## START

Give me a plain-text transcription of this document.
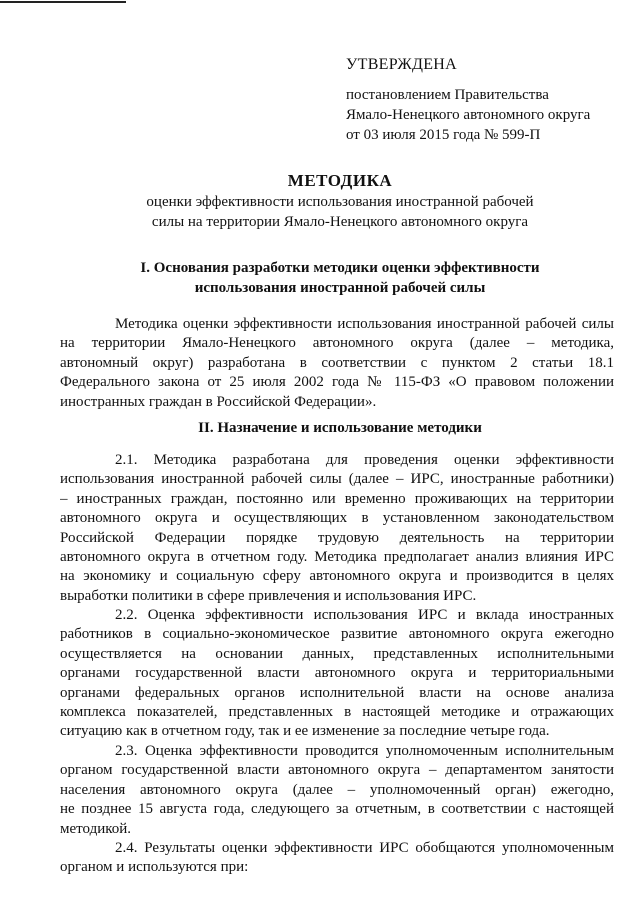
УТВЕРЖДЕНА
постановлением Правительства
Ямало-Ненецкого автономного округа
от 03 июля 2015 года № 599-П
МЕТОДИКА
оценки эффективности использования иностранной рабочей
силы на территории Ямало-Ненецкого автономного округа
I. Основания разработки методики оценки эффективности
использования иностранной рабочей силы
Методика оценки эффективности использования иностранной рабочей силы
на территории Ямало-Ненецкого автономного округа (далее – методика,
автономный округ) разработана в соответствии с пунктом 2 статьи 18.1
Федерального закона от 25 июля 2002 года № 115-ФЗ «О правовом положении
иностранных граждан в Российской Федерации».
II. Назначение и использование методики
2.1. Методика разработана для проведения оценки эффективности
использования иностранной рабочей силы (далее – ИРС, иностранные работники)
– иностранных граждан, постоянно или временно проживающих на территории
автономного округа и осуществляющих в установленном законодательством
Российской Федерации порядке трудовую деятельность на территории
автономного округа в отчетном году. Методика предполагает анализ влияния ИРС
на экономику и социальную сферу автономного округа и производится в целях
выработки политики в сфере привлечения и использования ИРС.
2.2. Оценка эффективности использования ИРС и вклада иностранных
работников в социально-экономическое развитие автономного округа ежегодно
осуществляется на основании данных, представленных исполнительными
органами государственной власти автономного округа и территориальными
органами федеральных органов исполнительной власти на основе анализа
комплекса показателей, представленных в настоящей методике и отражающих
ситуацию как в отчетном году, так и ее изменение за последние четыре года.
2.3. Оценка эффективности проводится уполномоченным исполнительным
органом государственной власти автономного округа – департаментом занятости
населения автономного округа (далее – уполномоченный орган) ежегодно,
не позднее 15 августа года, следующего за отчетным, в соответствии с настоящей
методикой.
2.4. Результаты оценки эффективности ИРС обобщаются уполномоченным
органом и используются при:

## END

> **Your goal**
All entries must be written out again exactly as given, with no pictures in the copy.

> **Answer**
Give me a plain-text transcription of this document.
УТВЕРЖДЕНА
постановлением Правительства
Ямало-Ненецкого автономного округа
от 03 июля 2015 года № 599-П
МЕТОДИКА
оценки эффективности использования иностранной рабочей
силы на территории Ямало-Ненецкого автономного округа
I. Основания разработки методики оценки эффективности
использования иностранной рабочей силы
Методика оценки эффективности использования иностранной рабочей силы
на территории Ямало-Ненецкого автономного округа (далее – методика,
автономный округ) разработана в соответствии с пунктом 2 статьи 18.1
Федерального закона от 25 июля 2002 года № 115-ФЗ «О правовом положении
иностранных граждан в Российской Федерации».
II. Назначение и использование методики
2.1. Методика разработана для проведения оценки эффективности
использования иностранной рабочей силы (далее – ИРС, иностранные работники)
– иностранных граждан, постоянно или временно проживающих на территории
автономного округа и осуществляющих в установленном законодательством
Российской Федерации порядке трудовую деятельность на территории
автономного округа в отчетном году. Методика предполагает анализ влияния ИРС
на экономику и социальную сферу автономного округа и производится в целях
выработки политики в сфере привлечения и использования ИРС.
2.2. Оценка эффективности использования ИРС и вклада иностранных
работников в социально-экономическое развитие автономного округа ежегодно
осуществляется на основании данных, представленных исполнительными
органами государственной власти автономного округа и территориальными
органами федеральных органов исполнительной власти на основе анализа
комплекса показателей, представленных в настоящей методике и отражающих
ситуацию как в отчетном году, так и ее изменение за последние четыре года.
2.3. Оценка эффективности проводится уполномоченным исполнительным
органом государственной власти автономного округа – департаментом занятости
населения автономного округа (далее – уполномоченный орган) ежегодно,
не позднее 15 августа года, следующего за отчетным, в соответствии с настоящей
методикой.
2.4. Результаты оценки эффективности ИРС обобщаются уполномоченным
органом и используются при:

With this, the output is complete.